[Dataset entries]
- - - - - - -
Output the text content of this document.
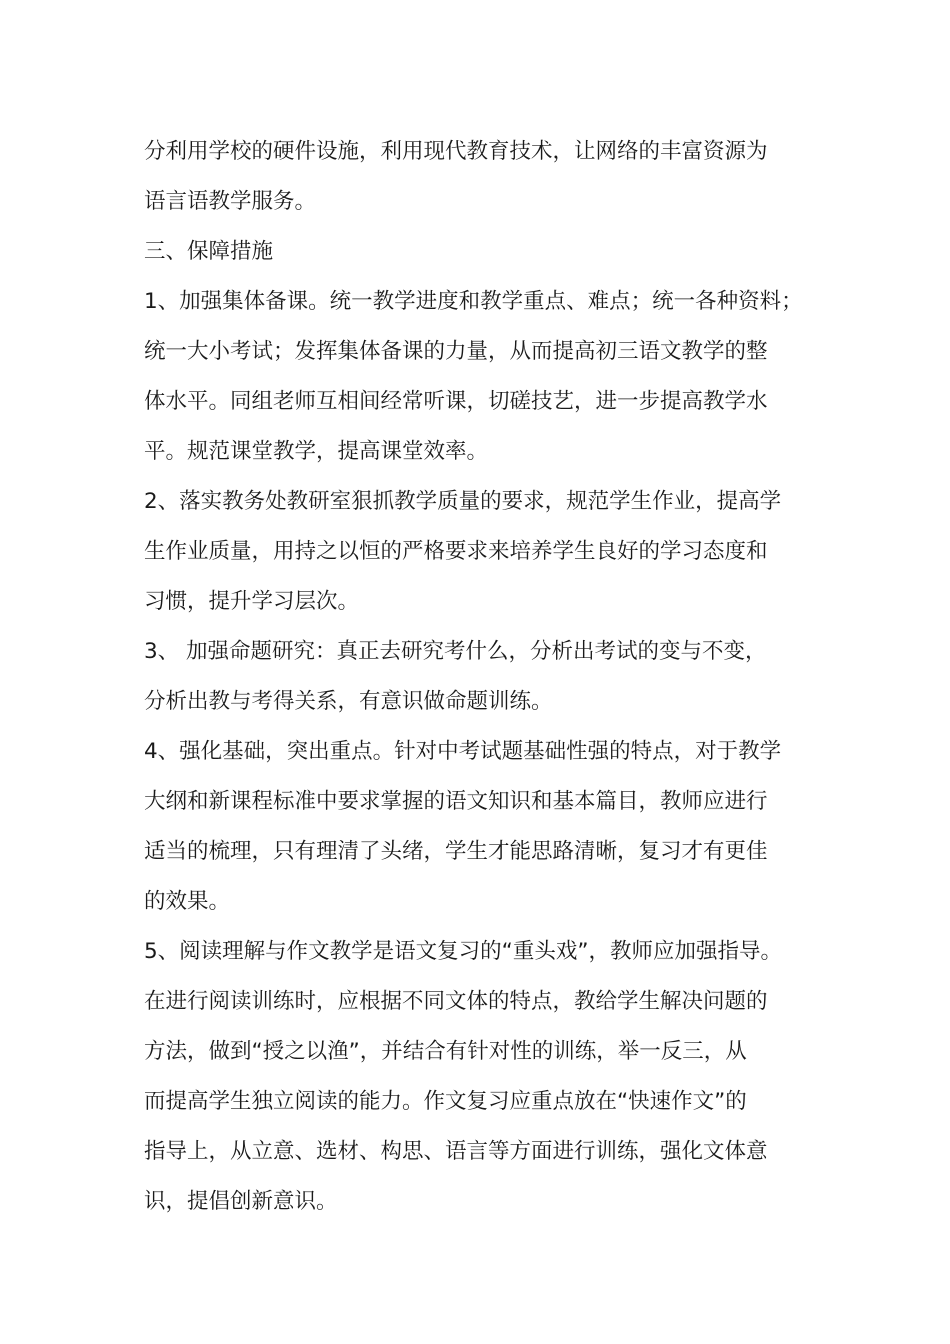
分利用学校的硬件设施，利用现代教育技术，让网络的丰富资源为
语言语教学服务。
三、保障措施
1、加强集体备课。统一教学进度和教学重点、难点；统一各种资料；
统一大小考试；发挥集体备课的力量，从而提高初三语文教学的整
体水平。同组老师互相间经常听课，切磋技艺，进一步提高教学水
平。规范课堂教学，提高课堂效率。
2、落实教务处教研室狠抓教学质量的要求，规范学生作业，提高学
生作业质量，用持之以恒的严格要求来培养学生良好的学习态度和
习惯，提升学习层次。
3、 加强命题研究：真正去研究考什么，分析出考试的变与不变，
分析出教与考得关系，有意识做命题训练。
4、强化基础，突出重点。针对中考试题基础性强的特点，对于教学
大纲和新课程标准中要求掌握的语文知识和基本篇目，教师应进行
适当的梳理，只有理清了头绪，学生才能思路清晰，复习才有更佳
的效果。
5、阅读理解与作文教学是语文复习的“重头戏”，教师应加强指导。
在进行阅读训练时，应根据不同文体的特点，教给学生解决问题的
方法，做到“授之以渔”，并结合有针对性的训练，举一反三，从
而提高学生独立阅读的能力。作文复习应重点放在“快速作文”的
指导上，从立意、选材、构思、语言等方面进行训练，强化文体意
识，提倡创新意识。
- - - - - - -
§ Short problem
All records must be output exactly as they are, except for the pictures, which are left out.

§ Solution to this problem
Output the text content of this document.
分利用学校的硬件设施，利用现代教育技术，让网络的丰富资源为
语言语教学服务。
三、保障措施
1、加强集体备课。统一教学进度和教学重点、难点；统一各种资料；
统一大小考试；发挥集体备课的力量，从而提高初三语文教学的整
体水平。同组老师互相间经常听课，切磋技艺，进一步提高教学水
平。规范课堂教学，提高课堂效率。
2、落实教务处教研室狠抓教学质量的要求，规范学生作业，提高学
生作业质量，用持之以恒的严格要求来培养学生良好的学习态度和
习惯，提升学习层次。
3、 加强命题研究：真正去研究考什么，分析出考试的变与不变，
分析出教与考得关系，有意识做命题训练。
4、强化基础，突出重点。针对中考试题基础性强的特点，对于教学
大纲和新课程标准中要求掌握的语文知识和基本篇目，教师应进行
适当的梳理，只有理清了头绪，学生才能思路清晰，复习才有更佳
的效果。
5、阅读理解与作文教学是语文复习的“重头戏”，教师应加强指导。
在进行阅读训练时，应根据不同文体的特点，教给学生解决问题的
方法，做到“授之以渔”，并结合有针对性的训练，举一反三，从
而提高学生独立阅读的能力。作文复习应重点放在“快速作文”的
指导上，从立意、选材、构思、语言等方面进行训练，强化文体意
识，提倡创新意识。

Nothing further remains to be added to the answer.